-------- GIVEN DATA

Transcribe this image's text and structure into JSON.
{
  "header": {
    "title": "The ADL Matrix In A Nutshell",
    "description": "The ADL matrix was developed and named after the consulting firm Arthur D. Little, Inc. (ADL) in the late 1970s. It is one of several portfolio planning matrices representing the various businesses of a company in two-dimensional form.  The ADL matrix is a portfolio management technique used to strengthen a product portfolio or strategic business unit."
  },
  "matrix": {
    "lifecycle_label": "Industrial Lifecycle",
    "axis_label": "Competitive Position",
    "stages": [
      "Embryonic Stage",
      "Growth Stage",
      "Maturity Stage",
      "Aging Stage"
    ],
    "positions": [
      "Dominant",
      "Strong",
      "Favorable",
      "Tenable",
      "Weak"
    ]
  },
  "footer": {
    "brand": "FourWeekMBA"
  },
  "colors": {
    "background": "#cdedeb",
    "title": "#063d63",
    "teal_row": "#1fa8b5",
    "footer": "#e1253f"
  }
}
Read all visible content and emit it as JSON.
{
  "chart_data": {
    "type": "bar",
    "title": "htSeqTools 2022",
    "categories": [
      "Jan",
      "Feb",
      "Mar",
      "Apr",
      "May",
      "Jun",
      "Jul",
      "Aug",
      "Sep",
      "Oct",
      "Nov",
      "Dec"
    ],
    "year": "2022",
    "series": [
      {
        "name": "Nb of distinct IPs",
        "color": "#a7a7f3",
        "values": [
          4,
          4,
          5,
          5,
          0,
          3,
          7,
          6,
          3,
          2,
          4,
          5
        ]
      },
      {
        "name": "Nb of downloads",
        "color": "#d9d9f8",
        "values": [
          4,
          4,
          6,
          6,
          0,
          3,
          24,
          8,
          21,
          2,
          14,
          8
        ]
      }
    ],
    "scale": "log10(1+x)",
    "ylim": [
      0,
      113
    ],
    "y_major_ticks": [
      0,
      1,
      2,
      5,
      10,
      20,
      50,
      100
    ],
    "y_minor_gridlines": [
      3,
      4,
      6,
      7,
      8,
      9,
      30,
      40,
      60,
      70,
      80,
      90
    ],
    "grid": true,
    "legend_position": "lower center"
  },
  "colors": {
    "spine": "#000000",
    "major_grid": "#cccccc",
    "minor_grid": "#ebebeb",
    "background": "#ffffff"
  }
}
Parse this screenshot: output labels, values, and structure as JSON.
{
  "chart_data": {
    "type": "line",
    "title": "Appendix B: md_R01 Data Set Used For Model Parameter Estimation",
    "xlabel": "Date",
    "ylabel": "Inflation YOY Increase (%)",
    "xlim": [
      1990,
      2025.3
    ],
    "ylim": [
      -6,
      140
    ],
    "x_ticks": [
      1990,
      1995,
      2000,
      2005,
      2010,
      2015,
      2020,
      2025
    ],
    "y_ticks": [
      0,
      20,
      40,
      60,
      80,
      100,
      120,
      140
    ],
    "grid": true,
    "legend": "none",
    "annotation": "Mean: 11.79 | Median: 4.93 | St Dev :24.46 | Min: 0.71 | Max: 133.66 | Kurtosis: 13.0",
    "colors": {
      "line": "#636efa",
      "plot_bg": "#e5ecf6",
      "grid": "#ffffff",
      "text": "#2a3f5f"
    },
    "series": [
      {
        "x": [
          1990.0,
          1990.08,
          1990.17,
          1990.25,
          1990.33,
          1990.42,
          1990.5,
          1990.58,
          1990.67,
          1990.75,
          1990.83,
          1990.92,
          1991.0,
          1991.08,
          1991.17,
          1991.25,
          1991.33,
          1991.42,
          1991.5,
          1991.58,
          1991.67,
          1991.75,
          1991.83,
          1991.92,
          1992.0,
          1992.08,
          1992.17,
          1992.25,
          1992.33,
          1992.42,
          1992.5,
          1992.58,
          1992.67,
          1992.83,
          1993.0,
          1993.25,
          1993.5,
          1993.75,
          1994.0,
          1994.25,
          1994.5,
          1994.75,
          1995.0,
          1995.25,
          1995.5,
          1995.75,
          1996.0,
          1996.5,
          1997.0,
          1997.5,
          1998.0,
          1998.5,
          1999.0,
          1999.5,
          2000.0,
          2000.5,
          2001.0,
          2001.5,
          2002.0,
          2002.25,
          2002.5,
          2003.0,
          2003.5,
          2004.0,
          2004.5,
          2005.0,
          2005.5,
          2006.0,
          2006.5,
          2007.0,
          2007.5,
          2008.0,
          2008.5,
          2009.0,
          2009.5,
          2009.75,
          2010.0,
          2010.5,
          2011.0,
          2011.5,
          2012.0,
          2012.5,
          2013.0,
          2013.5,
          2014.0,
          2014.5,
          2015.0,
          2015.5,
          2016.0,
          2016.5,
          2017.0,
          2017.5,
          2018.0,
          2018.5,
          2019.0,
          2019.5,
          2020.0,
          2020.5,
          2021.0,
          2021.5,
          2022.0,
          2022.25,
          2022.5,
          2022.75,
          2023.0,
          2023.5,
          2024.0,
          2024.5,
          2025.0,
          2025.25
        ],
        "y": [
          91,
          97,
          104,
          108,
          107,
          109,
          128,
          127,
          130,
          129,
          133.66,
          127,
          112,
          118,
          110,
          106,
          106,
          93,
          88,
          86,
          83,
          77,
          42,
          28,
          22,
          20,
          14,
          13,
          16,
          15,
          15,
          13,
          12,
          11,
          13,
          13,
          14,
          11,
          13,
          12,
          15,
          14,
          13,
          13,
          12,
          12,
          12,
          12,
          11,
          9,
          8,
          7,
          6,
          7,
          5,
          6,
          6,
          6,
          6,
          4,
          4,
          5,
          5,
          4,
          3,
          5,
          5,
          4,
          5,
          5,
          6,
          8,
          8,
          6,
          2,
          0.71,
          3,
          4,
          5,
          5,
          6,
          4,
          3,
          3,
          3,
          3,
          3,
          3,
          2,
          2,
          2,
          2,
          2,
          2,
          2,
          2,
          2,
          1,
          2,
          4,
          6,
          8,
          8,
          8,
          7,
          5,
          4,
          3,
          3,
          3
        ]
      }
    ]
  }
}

----------------

* [STATED PROBLEM]: Output every entry shown above, exactly.

* [OUTPUT FOR THIS EXERCISE]:
Transcribe this image's text and structure into JSON.
{
  "header": {
    "title": "The ADL Matrix In A Nutshell",
    "description": "The ADL matrix was developed and named after the consulting firm Arthur D. Little, Inc. (ADL) in the late 1970s. It is one of several portfolio planning matrices representing the various businesses of a company in two-dimensional form.  The ADL matrix is a portfolio management technique used to strengthen a product portfolio or strategic business unit."
  },
  "matrix": {
    "lifecycle_label": "Industrial Lifecycle",
    "axis_label": "Competitive Position",
    "stages": [
      "Embryonic Stage",
      "Growth Stage",
      "Maturity Stage",
      "Aging Stage"
    ],
    "positions": [
      "Dominant",
      "Strong",
      "Favorable",
      "Tenable",
      "Weak"
    ]
  },
  "footer": {
    "brand": "FourWeekMBA"
  },
  "colors": {
    "background": "#cdedeb",
    "title": "#063d63",
    "teal_row": "#1fa8b5",
    "footer": "#e1253f"
  }
}
Read all visible content and emit it as JSON.
{
  "chart_data": {
    "type": "bar",
    "title": "htSeqTools 2022",
    "categories": [
      "Jan",
      "Feb",
      "Mar",
      "Apr",
      "May",
      "Jun",
      "Jul",
      "Aug",
      "Sep",
      "Oct",
      "Nov",
      "Dec"
    ],
    "year": "2022",
    "series": [
      {
        "name": "Nb of distinct IPs",
        "color": "#a7a7f3",
        "values": [
          4,
          4,
          5,
          5,
          0,
          3,
          7,
          6,
          3,
          2,
          4,
          5
        ]
      },
      {
        "name": "Nb of downloads",
        "color": "#d9d9f8",
        "values": [
          4,
          4,
          6,
          6,
          0,
          3,
          24,
          8,
          21,
          2,
          14,
          8
        ]
      }
    ],
    "scale": "log10(1+x)",
    "ylim": [
      0,
      113
    ],
    "y_major_ticks": [
      0,
      1,
      2,
      5,
      10,
      20,
      50,
      100
    ],
    "y_minor_gridlines": [
      3,
      4,
      6,
      7,
      8,
      9,
      30,
      40,
      60,
      70,
      80,
      90
    ],
    "grid": true,
    "legend_position": "lower center"
  },
  "colors": {
    "spine": "#000000",
    "major_grid": "#cccccc",
    "minor_grid": "#ebebeb",
    "background": "#ffffff"
  }
}
Parse this screenshot: output labels, values, and structure as JSON.
{
  "chart_data": {
    "type": "line",
    "title": "Appendix B: md_R01 Data Set Used For Model Parameter Estimation",
    "xlabel": "Date",
    "ylabel": "Inflation YOY Increase (%)",
    "xlim": [
      1990,
      2025.3
    ],
    "ylim": [
      -6,
      140
    ],
    "x_ticks": [
      1990,
      1995,
      2000,
      2005,
      2010,
      2015,
      2020,
      2025
    ],
    "y_ticks": [
      0,
      20,
      40,
      60,
      80,
      100,
      120,
      140
    ],
    "grid": true,
    "legend": "none",
    "annotation": "Mean: 11.79 | Median: 4.93 | St Dev :24.46 | Min: 0.71 | Max: 133.66 | Kurtosis: 13.0",
    "colors": {
      "line": "#636efa",
      "plot_bg": "#e5ecf6",
      "grid": "#ffffff",
      "text": "#2a3f5f"
    },
    "series": [
      {
        "x": [
          1990.0,
          1990.08,
          1990.17,
          1990.25,
          1990.33,
          1990.42,
          1990.5,
          1990.58,
          1990.67,
          1990.75,
          1990.83,
          1990.92,
          1991.0,
          1991.08,
          1991.17,
          1991.25,
          1991.33,
          1991.42,
          1991.5,
          1991.58,
          1991.67,
          1991.75,
          1991.83,
          1991.92,
          1992.0,
          1992.08,
          1992.17,
          1992.25,
          1992.33,
          1992.42,
          1992.5,
          1992.58,
          1992.67,
          1992.83,
          1993.0,
          1993.25,
          1993.5,
          1993.75,
          1994.0,
          1994.25,
          1994.5,
          1994.75,
          1995.0,
          1995.25,
          1995.5,
          1995.75,
          1996.0,
          1996.5,
          1997.0,
          1997.5,
          1998.0,
          1998.5,
          1999.0,
          1999.5,
          2000.0,
          2000.5,
          2001.0,
          2001.5,
          2002.0,
          2002.25,
          2002.5,
          2003.0,
          2003.5,
          2004.0,
          2004.5,
          2005.0,
          2005.5,
          2006.0,
          2006.5,
          2007.0,
          2007.5,
          2008.0,
          2008.5,
          2009.0,
          2009.5,
          2009.75,
          2010.0,
          2010.5,
          2011.0,
          2011.5,
          2012.0,
          2012.5,
          2013.0,
          2013.5,
          2014.0,
          2014.5,
          2015.0,
          2015.5,
          2016.0,
          2016.5,
          2017.0,
          2017.5,
          2018.0,
          2018.5,
          2019.0,
          2019.5,
          2020.0,
          2020.5,
          2021.0,
          2021.5,
          2022.0,
          2022.25,
          2022.5,
          2022.75,
          2023.0,
          2023.5,
          2024.0,
          2024.5,
          2025.0,
          2025.25
        ],
        "y": [
          91,
          97,
          104,
          108,
          107,
          109,
          128,
          127,
          130,
          129,
          133.66,
          127,
          112,
          118,
          110,
          106,
          106,
          93,
          88,
          86,
          83,
          77,
          42,
          28,
          22,
          20,
          14,
          13,
          16,
          15,
          15,
          13,
          12,
          11,
          13,
          13,
          14,
          11,
          13,
          12,
          15,
          14,
          13,
          13,
          12,
          12,
          12,
          12,
          11,
          9,
          8,
          7,
          6,
          7,
          5,
          6,
          6,
          6,
          6,
          4,
          4,
          5,
          5,
          4,
          3,
          5,
          5,
          4,
          5,
          5,
          6,
          8,
          8,
          6,
          2,
          0.71,
          3,
          4,
          5,
          5,
          6,
          4,
          3,
          3,
          3,
          3,
          3,
          3,
          2,
          2,
          2,
          2,
          2,
          2,
          2,
          2,
          2,
          1,
          2,
          4,
          6,
          8,
          8,
          8,
          7,
          5,
          4,
          3,
          3,
          3
        ]
      }
    ]
  }
}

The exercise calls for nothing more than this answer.